◆ **PROBLEM DETAILS**
Provide an exact copy of the data, excluding the images.

Extracted data entries:
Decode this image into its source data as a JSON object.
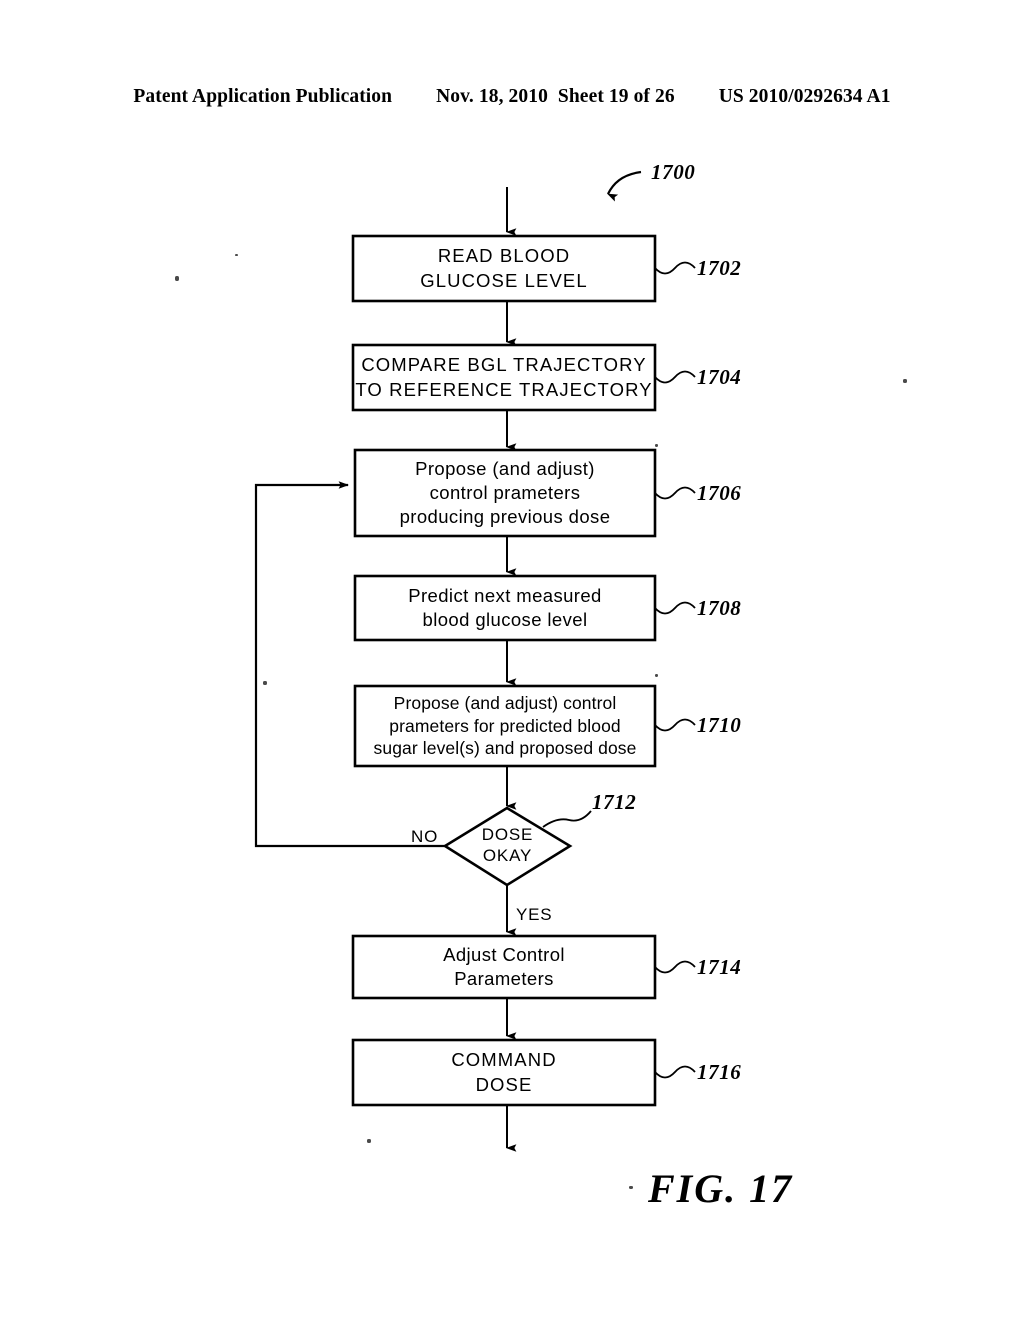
{
  "header": {
    "publication": "Patent Application Publication",
    "date": "Nov. 18, 2010",
    "sheet": "Sheet 19 of 26",
    "patent_number": "US 2010/0292634 A1"
  },
  "figure": {
    "caption": "FIG. 17",
    "reference": "1700"
  },
  "flowchart": {
    "nodes": [
      {
        "id": "1702",
        "ref": "1702",
        "shape": "process",
        "style": "caps",
        "lines": [
          "READ  BLOOD",
          "GLUCOSE  LEVEL"
        ]
      },
      {
        "id": "1704",
        "ref": "1704",
        "shape": "process",
        "style": "caps",
        "lines": [
          "COMPARE  BGL  TRAJECTORY",
          "TO  REFERENCE  TRAJECTORY"
        ]
      },
      {
        "id": "1706",
        "ref": "1706",
        "shape": "process",
        "style": "mixed",
        "lines": [
          "Propose  (and  adjust)",
          "control  prameters",
          "producing  previous  dose"
        ]
      },
      {
        "id": "1708",
        "ref": "1708",
        "shape": "process",
        "style": "mixed",
        "lines": [
          "Predict  next  measured",
          "blood  glucose  level"
        ]
      },
      {
        "id": "1710",
        "ref": "1710",
        "shape": "process",
        "style": "mixed-tight",
        "lines": [
          "Propose  (and  adjust)  control",
          "prameters  for  predicted  blood",
          "sugar  level(s)  and  proposed  dose"
        ]
      },
      {
        "id": "1712",
        "ref": "1712",
        "shape": "decision",
        "style": "caps",
        "lines": [
          "DOSE",
          "OKAY"
        ]
      },
      {
        "id": "1714",
        "ref": "1714",
        "shape": "process",
        "style": "mixed",
        "lines": [
          "Adjust  Control",
          "Parameters"
        ]
      },
      {
        "id": "1716",
        "ref": "1716",
        "shape": "process",
        "style": "caps",
        "lines": [
          "COMMAND",
          "DOSE"
        ]
      }
    ],
    "branch_labels": {
      "no": "NO",
      "yes": "YES"
    }
  },
  "colors": {
    "ink": "#000000",
    "paper": "#ffffff"
  }
}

◆ **SOLUTION FOR THIS TASK**
Decode this image into its source data as a JSON object.
{
  "header": {
    "publication": "Patent Application Publication",
    "date": "Nov. 18, 2010",
    "sheet": "Sheet 19 of 26",
    "patent_number": "US 2010/0292634 A1"
  },
  "figure": {
    "caption": "FIG. 17",
    "reference": "1700"
  },
  "flowchart": {
    "nodes": [
      {
        "id": "1702",
        "ref": "1702",
        "shape": "process",
        "style": "caps",
        "lines": [
          "READ  BLOOD",
          "GLUCOSE  LEVEL"
        ]
      },
      {
        "id": "1704",
        "ref": "1704",
        "shape": "process",
        "style": "caps",
        "lines": [
          "COMPARE  BGL  TRAJECTORY",
          "TO  REFERENCE  TRAJECTORY"
        ]
      },
      {
        "id": "1706",
        "ref": "1706",
        "shape": "process",
        "style": "mixed",
        "lines": [
          "Propose  (and  adjust)",
          "control  prameters",
          "producing  previous  dose"
        ]
      },
      {
        "id": "1708",
        "ref": "1708",
        "shape": "process",
        "style": "mixed",
        "lines": [
          "Predict  next  measured",
          "blood  glucose  level"
        ]
      },
      {
        "id": "1710",
        "ref": "1710",
        "shape": "process",
        "style": "mixed-tight",
        "lines": [
          "Propose  (and  adjust)  control",
          "prameters  for  predicted  blood",
          "sugar  level(s)  and  proposed  dose"
        ]
      },
      {
        "id": "1712",
        "ref": "1712",
        "shape": "decision",
        "style": "caps",
        "lines": [
          "DOSE",
          "OKAY"
        ]
      },
      {
        "id": "1714",
        "ref": "1714",
        "shape": "process",
        "style": "mixed",
        "lines": [
          "Adjust  Control",
          "Parameters"
        ]
      },
      {
        "id": "1716",
        "ref": "1716",
        "shape": "process",
        "style": "caps",
        "lines": [
          "COMMAND",
          "DOSE"
        ]
      }
    ],
    "branch_labels": {
      "no": "NO",
      "yes": "YES"
    }
  },
  "colors": {
    "ink": "#000000",
    "paper": "#ffffff"
  }
}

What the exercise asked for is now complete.